# WHAT YOU WILL DO:
Print the listing in its entirety and exactly, leaving out images.

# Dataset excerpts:
--- --- ---

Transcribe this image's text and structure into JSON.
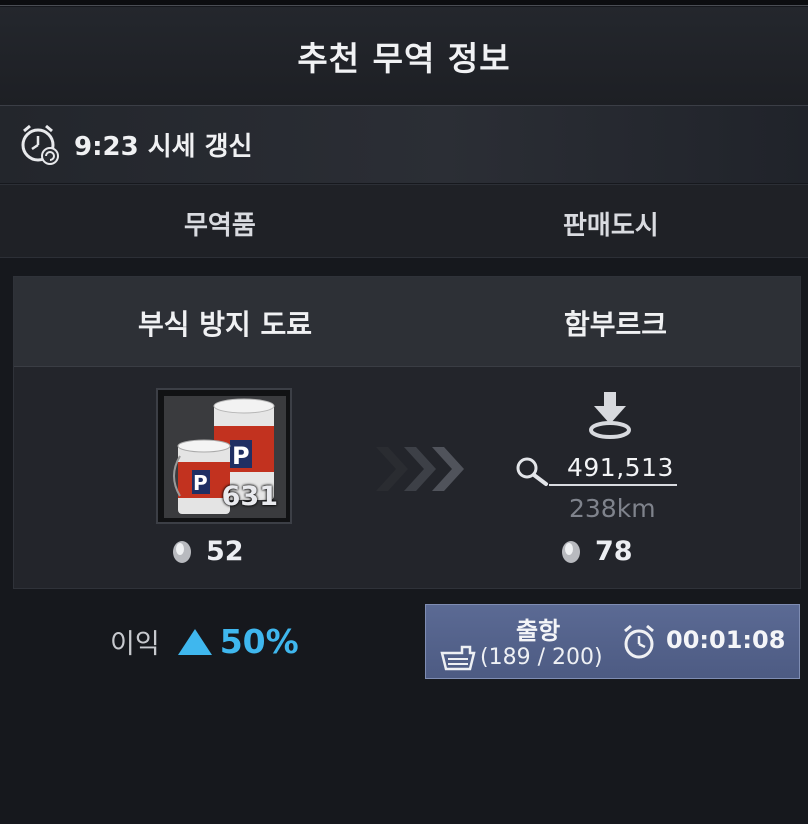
{
  "header": {
    "title": "추천 무역 정보"
  },
  "refresh": {
    "text": "9:23 시세 갱신"
  },
  "columns": {
    "goods": "무역품",
    "city": "판매도시"
  },
  "trade": {
    "item_name": "부식 방지 도료",
    "item_quantity": "631",
    "item_coin": "52",
    "city_name": "함부르크",
    "price": "491,513",
    "distance": "238km",
    "city_coin": "78"
  },
  "profit": {
    "label": "이익",
    "value": "50%"
  },
  "depart": {
    "label": "출항",
    "capacity": "(189 / 200)",
    "timer": "00:01:08"
  },
  "colors": {
    "accent": "#3fb7ee",
    "button": "#55638c"
  }
}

--- --- ---

# SOLUTION:
Transcribe this image's text and structure into JSON.
{
  "header": {
    "title": "추천 무역 정보"
  },
  "refresh": {
    "text": "9:23 시세 갱신"
  },
  "columns": {
    "goods": "무역품",
    "city": "판매도시"
  },
  "trade": {
    "item_name": "부식 방지 도료",
    "item_quantity": "631",
    "item_coin": "52",
    "city_name": "함부르크",
    "price": "491,513",
    "distance": "238km",
    "city_coin": "78"
  },
  "profit": {
    "label": "이익",
    "value": "50%"
  },
  "depart": {
    "label": "출항",
    "capacity": "(189 / 200)",
    "timer": "00:01:08"
  },
  "colors": {
    "accent": "#3fb7ee",
    "button": "#55638c"
  }
}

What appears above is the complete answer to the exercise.